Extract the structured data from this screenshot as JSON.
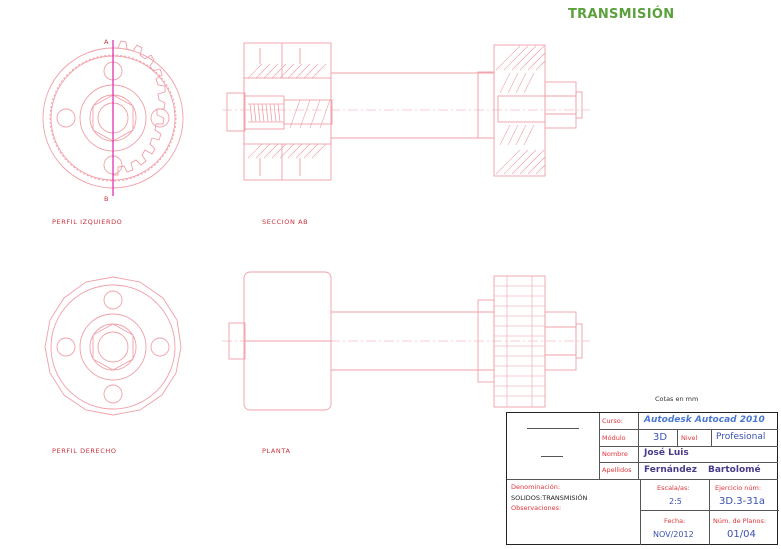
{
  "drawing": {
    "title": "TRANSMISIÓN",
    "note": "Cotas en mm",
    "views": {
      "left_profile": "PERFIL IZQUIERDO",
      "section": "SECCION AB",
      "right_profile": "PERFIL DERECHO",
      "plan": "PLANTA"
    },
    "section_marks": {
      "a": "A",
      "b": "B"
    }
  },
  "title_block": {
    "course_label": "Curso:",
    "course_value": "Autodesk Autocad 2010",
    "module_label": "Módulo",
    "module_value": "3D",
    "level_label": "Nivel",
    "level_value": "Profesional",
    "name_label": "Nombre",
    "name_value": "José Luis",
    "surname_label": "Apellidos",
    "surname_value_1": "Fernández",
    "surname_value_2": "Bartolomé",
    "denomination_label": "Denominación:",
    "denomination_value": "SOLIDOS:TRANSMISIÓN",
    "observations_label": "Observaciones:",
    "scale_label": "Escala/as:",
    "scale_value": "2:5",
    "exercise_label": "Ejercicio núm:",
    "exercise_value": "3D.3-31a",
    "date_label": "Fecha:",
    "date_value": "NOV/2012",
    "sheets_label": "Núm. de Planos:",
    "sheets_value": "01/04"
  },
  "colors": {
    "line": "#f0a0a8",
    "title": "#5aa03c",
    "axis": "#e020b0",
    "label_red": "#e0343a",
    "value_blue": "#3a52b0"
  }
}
---
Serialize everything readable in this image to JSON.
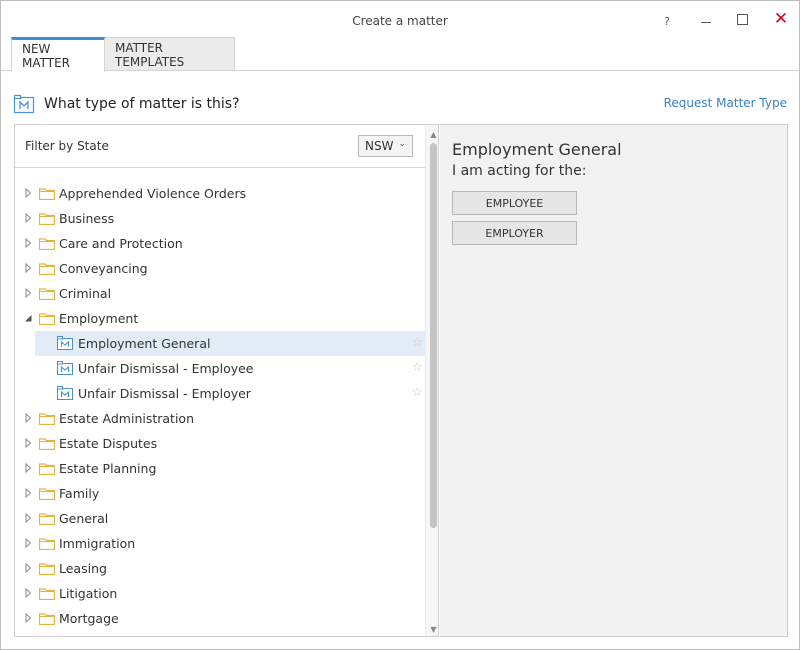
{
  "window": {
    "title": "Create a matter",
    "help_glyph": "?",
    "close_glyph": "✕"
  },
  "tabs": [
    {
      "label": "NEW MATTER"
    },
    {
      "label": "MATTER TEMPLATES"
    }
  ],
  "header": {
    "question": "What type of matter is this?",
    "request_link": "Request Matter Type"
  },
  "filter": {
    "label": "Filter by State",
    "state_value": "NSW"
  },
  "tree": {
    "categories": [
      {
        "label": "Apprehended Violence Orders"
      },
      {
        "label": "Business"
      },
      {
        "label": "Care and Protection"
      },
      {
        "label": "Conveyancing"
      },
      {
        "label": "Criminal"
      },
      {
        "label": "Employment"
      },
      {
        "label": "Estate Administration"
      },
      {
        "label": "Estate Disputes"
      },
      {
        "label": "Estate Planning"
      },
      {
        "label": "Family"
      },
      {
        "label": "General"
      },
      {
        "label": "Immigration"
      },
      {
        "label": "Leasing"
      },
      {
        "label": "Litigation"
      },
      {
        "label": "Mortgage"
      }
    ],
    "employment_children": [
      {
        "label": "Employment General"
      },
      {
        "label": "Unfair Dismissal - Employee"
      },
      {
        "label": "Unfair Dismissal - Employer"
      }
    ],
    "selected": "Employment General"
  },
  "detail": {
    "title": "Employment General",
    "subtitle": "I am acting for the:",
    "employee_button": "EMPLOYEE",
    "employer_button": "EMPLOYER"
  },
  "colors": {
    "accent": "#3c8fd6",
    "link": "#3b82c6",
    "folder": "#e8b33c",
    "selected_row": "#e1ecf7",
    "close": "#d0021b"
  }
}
---
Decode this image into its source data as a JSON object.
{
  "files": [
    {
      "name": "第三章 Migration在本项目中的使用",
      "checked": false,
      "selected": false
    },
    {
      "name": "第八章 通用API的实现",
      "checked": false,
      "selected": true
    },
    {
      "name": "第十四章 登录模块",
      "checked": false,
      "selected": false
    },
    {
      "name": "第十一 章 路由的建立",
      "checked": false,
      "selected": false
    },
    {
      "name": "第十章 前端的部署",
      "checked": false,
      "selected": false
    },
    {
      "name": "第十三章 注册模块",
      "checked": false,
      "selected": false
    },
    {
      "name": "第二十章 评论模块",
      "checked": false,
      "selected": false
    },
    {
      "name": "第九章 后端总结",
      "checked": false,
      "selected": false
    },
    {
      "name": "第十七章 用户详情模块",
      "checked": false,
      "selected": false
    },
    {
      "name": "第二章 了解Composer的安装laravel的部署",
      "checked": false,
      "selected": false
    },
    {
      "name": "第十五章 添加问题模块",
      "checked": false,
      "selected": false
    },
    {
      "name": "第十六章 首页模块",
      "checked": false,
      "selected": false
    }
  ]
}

## Task requirements
Look through the data above. Find each line with the string "image" and copy it.

## Reply
Serialize everything readable in this image to JSON.
Decode this image into its source data as a JSON object.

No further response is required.